EXERCISE AIM >>
In the material below, find all lines with the string "Echo" and copy them.

AVAILABLE RECORDS >>
·····
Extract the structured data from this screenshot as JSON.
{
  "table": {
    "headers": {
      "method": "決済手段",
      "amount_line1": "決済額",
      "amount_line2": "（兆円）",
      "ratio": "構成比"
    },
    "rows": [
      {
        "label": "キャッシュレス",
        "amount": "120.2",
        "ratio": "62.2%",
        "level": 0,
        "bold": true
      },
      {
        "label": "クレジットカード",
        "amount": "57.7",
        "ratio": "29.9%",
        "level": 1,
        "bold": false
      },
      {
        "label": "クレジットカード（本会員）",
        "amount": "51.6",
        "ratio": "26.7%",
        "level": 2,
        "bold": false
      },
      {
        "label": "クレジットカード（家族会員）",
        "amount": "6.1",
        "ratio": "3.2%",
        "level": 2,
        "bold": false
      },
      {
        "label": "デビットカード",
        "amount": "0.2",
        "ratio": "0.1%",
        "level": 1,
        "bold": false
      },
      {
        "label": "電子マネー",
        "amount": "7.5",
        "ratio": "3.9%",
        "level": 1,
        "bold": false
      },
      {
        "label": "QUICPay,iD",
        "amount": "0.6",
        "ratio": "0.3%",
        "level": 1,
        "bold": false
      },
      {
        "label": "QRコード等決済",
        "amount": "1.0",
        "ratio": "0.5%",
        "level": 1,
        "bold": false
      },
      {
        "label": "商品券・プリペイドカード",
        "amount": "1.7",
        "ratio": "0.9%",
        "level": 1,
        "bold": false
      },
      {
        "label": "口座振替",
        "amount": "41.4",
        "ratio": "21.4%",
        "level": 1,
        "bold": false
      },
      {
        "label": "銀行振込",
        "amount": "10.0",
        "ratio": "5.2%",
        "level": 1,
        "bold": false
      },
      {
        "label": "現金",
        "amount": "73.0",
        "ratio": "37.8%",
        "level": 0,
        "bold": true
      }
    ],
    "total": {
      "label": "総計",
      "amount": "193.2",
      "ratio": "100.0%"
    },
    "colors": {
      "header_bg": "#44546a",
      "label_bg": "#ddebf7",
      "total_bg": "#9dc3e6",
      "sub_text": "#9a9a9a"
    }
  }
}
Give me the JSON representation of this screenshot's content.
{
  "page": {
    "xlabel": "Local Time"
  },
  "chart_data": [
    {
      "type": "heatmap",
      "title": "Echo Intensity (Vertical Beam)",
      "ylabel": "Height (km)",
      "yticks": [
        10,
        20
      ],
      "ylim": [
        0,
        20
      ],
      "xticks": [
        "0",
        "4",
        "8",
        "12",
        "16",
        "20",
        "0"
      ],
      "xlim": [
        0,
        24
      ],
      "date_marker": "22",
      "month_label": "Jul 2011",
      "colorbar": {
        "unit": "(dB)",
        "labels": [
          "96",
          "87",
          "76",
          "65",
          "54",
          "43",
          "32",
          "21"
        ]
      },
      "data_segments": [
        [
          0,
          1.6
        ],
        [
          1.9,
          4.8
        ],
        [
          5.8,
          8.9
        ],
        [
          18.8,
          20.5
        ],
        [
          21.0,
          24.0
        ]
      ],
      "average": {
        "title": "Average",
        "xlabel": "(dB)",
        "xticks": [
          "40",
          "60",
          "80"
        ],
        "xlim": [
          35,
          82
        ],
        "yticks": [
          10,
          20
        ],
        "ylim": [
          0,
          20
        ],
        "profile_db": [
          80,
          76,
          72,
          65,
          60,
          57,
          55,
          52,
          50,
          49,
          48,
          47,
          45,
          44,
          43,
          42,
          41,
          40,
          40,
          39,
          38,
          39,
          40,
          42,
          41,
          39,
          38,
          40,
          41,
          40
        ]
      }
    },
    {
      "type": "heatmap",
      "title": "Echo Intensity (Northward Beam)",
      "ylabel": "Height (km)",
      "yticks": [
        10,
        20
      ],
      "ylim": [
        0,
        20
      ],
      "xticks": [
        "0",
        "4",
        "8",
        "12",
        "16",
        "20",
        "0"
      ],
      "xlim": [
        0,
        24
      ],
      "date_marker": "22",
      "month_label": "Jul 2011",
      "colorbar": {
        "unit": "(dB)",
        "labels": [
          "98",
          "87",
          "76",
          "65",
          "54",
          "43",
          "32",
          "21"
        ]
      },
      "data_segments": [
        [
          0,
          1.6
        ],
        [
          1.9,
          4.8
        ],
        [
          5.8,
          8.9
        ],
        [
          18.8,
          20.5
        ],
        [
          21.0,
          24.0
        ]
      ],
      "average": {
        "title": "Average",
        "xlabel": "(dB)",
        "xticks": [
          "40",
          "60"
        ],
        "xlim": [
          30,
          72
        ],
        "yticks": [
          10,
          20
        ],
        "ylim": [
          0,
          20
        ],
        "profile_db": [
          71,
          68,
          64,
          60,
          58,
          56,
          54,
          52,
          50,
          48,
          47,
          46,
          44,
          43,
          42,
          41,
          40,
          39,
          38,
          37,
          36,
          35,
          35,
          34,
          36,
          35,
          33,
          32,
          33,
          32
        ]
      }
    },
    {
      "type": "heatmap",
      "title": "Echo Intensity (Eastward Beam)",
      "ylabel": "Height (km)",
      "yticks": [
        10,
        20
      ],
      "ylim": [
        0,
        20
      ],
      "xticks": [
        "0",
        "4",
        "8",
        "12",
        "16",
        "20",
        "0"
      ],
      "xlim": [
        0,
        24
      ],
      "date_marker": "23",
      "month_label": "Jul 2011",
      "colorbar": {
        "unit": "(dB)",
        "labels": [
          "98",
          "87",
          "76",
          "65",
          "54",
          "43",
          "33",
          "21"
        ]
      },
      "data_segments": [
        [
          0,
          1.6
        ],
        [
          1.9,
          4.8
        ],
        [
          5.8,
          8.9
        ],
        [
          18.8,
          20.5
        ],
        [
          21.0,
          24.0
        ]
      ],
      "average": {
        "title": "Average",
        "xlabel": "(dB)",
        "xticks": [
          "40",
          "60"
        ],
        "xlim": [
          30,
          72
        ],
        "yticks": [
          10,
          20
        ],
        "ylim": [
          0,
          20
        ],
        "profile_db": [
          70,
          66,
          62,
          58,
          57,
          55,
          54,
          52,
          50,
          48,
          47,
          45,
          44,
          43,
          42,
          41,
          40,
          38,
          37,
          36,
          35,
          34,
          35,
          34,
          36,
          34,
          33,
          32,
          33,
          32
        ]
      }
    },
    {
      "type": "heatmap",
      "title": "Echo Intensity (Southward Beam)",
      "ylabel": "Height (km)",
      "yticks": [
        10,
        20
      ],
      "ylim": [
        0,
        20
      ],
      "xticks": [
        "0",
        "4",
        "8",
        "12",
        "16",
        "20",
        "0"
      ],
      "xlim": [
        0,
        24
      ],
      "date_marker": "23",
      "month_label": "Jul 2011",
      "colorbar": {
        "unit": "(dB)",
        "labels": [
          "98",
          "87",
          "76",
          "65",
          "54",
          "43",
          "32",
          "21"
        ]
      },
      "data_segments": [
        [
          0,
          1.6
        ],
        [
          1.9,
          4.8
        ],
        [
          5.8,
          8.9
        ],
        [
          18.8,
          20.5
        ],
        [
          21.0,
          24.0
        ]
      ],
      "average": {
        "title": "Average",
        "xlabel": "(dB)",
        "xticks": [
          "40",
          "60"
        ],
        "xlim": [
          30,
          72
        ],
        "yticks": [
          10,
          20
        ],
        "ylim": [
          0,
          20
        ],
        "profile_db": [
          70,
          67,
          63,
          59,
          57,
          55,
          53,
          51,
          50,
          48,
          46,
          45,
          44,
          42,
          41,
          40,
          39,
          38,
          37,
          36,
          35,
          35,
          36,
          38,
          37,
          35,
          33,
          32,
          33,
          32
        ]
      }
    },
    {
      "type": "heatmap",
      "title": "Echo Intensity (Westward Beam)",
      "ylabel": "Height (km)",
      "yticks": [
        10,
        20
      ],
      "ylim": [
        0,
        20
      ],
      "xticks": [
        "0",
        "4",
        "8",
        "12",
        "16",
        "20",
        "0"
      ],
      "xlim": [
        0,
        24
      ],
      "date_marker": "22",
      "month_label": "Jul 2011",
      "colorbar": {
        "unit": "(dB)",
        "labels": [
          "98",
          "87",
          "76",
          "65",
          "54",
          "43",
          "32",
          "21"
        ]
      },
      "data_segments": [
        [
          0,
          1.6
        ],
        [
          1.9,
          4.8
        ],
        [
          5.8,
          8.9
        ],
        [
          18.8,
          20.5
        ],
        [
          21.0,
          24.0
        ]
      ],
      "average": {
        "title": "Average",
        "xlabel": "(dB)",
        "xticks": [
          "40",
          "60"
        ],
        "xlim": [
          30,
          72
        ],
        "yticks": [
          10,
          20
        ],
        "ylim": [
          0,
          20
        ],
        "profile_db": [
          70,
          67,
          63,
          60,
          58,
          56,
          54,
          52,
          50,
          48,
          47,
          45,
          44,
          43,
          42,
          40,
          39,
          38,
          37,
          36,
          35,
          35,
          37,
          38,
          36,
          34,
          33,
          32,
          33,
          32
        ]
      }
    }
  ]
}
·····
RESULT OF THE TASK >>
      "title": "Echo Intensity (Vertical Beam)",
      "title": "Echo Intensity (Northward Beam)",
      "title": "Echo Intensity (Eastward Beam)",
      "title": "Echo Intensity (Southward Beam)",
      "title": "Echo Intensity (Westward Beam)",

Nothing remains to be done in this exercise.